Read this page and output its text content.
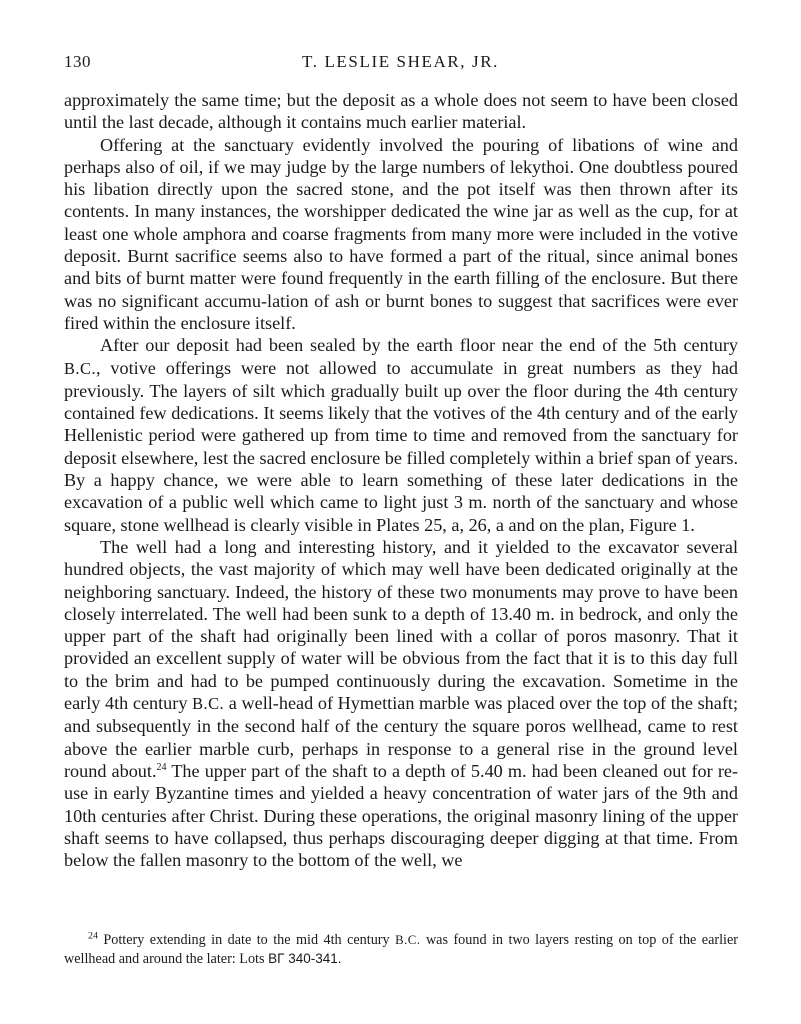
130	T. LESLIE SHEAR, JR.

approximately the same time; but the deposit as a whole does not seem to have been closed until the last decade, although it contains much earlier material.

Offering at the sanctuary evidently involved the pouring of libations of wine and perhaps also of oil, if we may judge by the large numbers of lekythoi. One doubtless poured his libation directly upon the sacred stone, and the pot itself was then thrown after its contents. In many instances, the worshipper dedicated the wine jar as well as the cup, for at least one whole amphora and coarse fragments from many more were included in the votive deposit. Burnt sacrifice seems also to have formed a part of the ritual, since animal bones and bits of burnt matter were found frequently in the earth filling of the enclosure. But there was no significant accumu-lation of ash or burnt bones to suggest that sacrifices were ever fired within the enclosure itself.

After our deposit had been sealed by the earth floor near the end of the 5th century B.C., votive offerings were not allowed to accumulate in great numbers as they had previously. The layers of silt which gradually built up over the floor during the 4th century contained few dedications. It seems likely that the votives of the 4th century and of the early Hellenistic period were gathered up from time to time and removed from the sanctuary for deposit elsewhere, lest the sacred enclosure be filled completely within a brief span of years. By a happy chance, we were able to learn something of these later dedications in the excavation of a public well which came to light just 3 m. north of the sanctuary and whose square, stone wellhead is clearly visible in Plates 25, a, 26, a and on the plan, Figure 1.

The well had a long and interesting history, and it yielded to the excavator several hundred objects, the vast majority of which may well have been dedicated originally at the neighboring sanctuary. Indeed, the history of these two monuments may prove to have been closely interrelated. The well had been sunk to a depth of 13.40 m. in bedrock, and only the upper part of the shaft had originally been lined with a collar of poros masonry. That it provided an excellent supply of water will be obvious from the fact that it is to this day full to the brim and had to be pumped continuously during the excavation. Sometime in the early 4th century B.C. a well-head of Hymettian marble was placed over the top of the shaft; and subsequently in the second half of the century the square poros wellhead, came to rest above the earlier marble curb, perhaps in response to a general rise in the ground level round about.$^{24}$ The upper part of the shaft to a depth of 5.40 m. had been cleaned out for re-use in early Byzantine times and yielded a heavy concentration of water jars of the 9th and 10th centuries after Christ. During these operations, the original masonry lining of the upper shaft seems to have collapsed, thus perhaps discouraging deeper digging at that time. From below the fallen masonry to the bottom of the well, we

$^{24}$ Pottery extending in date to the mid 4th century B.C. was found in two layers resting on top of the earlier wellhead and around the later: Lots ΒΓ 340-341.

= = = = = = =

◆ Exercise directions ◆
Where a line of the records above holds the word "numbers", copy that line.

◆ Complete answer ◆
Offering at the sanctuary evidently involved the pouring of libations of wine and perhaps also of oil, if we may judge by the large numbers of lekythoi. One doubtless poured his libation directly upon the sacred stone, and the pot itself was then thrown after its contents. In many instances, the worshipper dedicated the wine jar as well as the cup, for at least one whole amphora and coarse fragments from many more were included in the votive deposit. Burnt sacrifice seems also to have formed a part of the ritual, since animal bones and bits of burnt matter were found frequently in the earth filling of the enclosure. But there was no significant accumu-lation of ash or burnt bones to suggest that sacrifices were ever fired within the enclosure itself.
After our deposit had been sealed by the earth floor near the end of the 5th century B.C., votive offerings were not allowed to accumulate in great numbers as they had previously. The layers of silt which gradually built up over the floor during the 4th century contained few dedications. It seems likely that the votives of the 4th century and of the early Hellenistic period were gathered up from time to time and removed from the sanctuary for deposit elsewhere, lest the sacred enclosure be filled completely within a brief span of years. By a happy chance, we were able to learn something of these later dedications in the excavation of a public well which came to light just 3 m. north of the sanctuary and whose square, stone wellhead is clearly visible in Plates 25, a, 26, a and on the plan, Figure 1.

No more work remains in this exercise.